Saved data entries
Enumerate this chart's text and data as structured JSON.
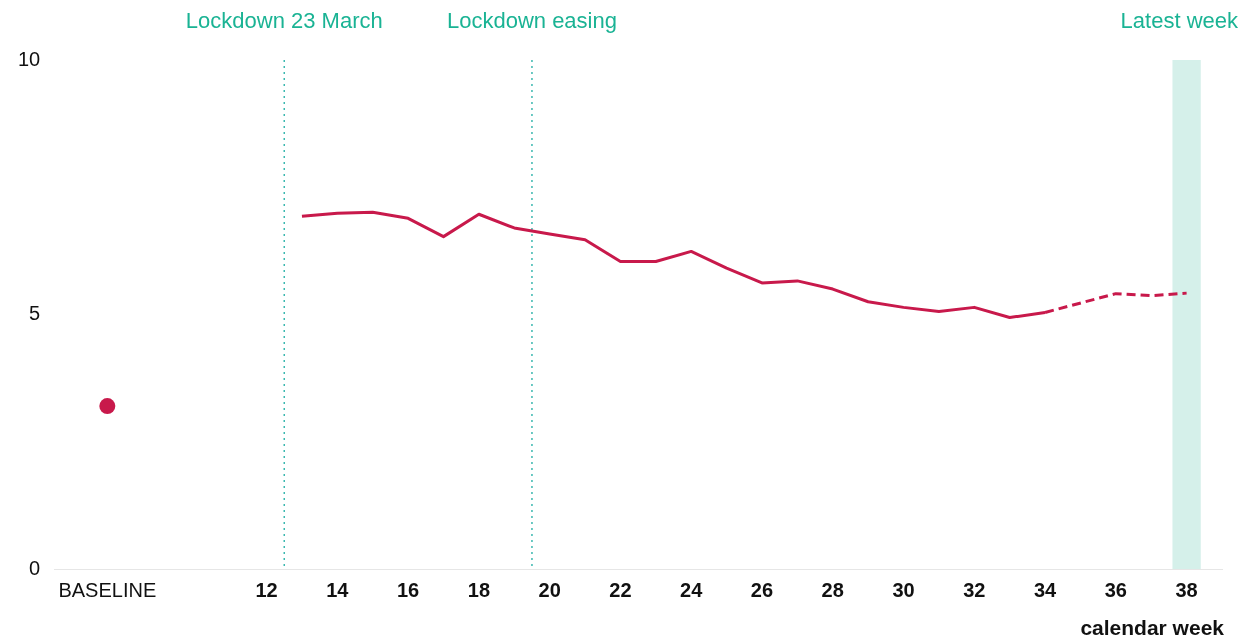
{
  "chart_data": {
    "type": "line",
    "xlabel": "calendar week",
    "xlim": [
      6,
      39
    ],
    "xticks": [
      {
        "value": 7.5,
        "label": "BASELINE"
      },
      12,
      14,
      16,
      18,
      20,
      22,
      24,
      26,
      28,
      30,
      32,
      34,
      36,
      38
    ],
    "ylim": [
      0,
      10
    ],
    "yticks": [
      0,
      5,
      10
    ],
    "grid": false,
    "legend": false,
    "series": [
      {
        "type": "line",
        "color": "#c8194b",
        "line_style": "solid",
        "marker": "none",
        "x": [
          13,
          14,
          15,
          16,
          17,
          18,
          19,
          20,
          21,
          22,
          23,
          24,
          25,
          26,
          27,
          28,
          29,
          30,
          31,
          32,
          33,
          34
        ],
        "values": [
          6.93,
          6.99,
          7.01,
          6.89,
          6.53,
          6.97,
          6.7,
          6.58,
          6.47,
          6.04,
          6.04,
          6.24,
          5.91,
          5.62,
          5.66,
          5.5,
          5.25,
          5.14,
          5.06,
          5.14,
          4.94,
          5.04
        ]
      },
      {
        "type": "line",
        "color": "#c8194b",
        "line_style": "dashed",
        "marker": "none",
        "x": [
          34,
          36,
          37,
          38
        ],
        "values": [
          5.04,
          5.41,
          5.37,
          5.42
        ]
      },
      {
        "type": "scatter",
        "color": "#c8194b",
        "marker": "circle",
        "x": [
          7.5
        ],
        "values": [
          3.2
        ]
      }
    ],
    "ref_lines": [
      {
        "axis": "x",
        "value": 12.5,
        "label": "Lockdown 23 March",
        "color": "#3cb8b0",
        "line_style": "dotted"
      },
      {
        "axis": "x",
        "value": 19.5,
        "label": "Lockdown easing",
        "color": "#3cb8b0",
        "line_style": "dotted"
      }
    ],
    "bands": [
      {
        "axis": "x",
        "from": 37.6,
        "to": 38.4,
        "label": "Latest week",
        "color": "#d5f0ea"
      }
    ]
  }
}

==

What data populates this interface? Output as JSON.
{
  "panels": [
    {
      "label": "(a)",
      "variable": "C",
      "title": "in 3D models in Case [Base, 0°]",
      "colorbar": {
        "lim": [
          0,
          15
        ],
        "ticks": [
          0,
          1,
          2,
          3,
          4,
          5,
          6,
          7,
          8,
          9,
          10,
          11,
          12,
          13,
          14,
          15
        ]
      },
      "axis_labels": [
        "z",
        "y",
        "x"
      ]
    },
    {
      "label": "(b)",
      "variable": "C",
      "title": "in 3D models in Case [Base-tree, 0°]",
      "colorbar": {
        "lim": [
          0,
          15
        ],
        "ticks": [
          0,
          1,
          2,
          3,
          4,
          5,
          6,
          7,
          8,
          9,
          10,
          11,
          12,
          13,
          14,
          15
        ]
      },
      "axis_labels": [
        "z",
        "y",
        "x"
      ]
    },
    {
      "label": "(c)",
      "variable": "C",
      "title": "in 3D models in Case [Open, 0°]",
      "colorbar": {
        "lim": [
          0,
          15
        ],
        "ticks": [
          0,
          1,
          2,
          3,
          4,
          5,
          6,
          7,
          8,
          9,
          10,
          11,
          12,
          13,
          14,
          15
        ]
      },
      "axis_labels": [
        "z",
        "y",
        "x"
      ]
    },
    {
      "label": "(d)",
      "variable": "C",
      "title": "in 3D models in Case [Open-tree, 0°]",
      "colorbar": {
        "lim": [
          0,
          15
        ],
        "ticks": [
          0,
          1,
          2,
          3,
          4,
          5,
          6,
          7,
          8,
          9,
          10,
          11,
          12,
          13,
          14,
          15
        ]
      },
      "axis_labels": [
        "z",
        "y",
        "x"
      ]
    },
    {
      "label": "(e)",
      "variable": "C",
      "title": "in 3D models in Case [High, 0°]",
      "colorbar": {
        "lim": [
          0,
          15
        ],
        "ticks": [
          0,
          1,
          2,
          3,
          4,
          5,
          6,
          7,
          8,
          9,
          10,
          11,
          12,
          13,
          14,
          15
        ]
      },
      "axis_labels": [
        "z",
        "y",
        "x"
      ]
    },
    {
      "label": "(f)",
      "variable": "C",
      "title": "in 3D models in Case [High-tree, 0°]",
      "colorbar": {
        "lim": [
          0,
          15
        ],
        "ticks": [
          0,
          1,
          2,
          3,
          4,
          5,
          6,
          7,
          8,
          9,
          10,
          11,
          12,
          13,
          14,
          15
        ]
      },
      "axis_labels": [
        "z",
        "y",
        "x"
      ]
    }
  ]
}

**Exercise**
Pick out the lines that have the word "Case". Copy them all.

**Response for this exercise**
      "title": "in 3D models in Case [Base, 0°]",
      "title": "in 3D models in Case [Base-tree, 0°]",
      "title": "in 3D models in Case [Open, 0°]",
      "title": "in 3D models in Case [Open-tree, 0°]",
      "title": "in 3D models in Case [High, 0°]",
      "title": "in 3D models in Case [High-tree, 0°]",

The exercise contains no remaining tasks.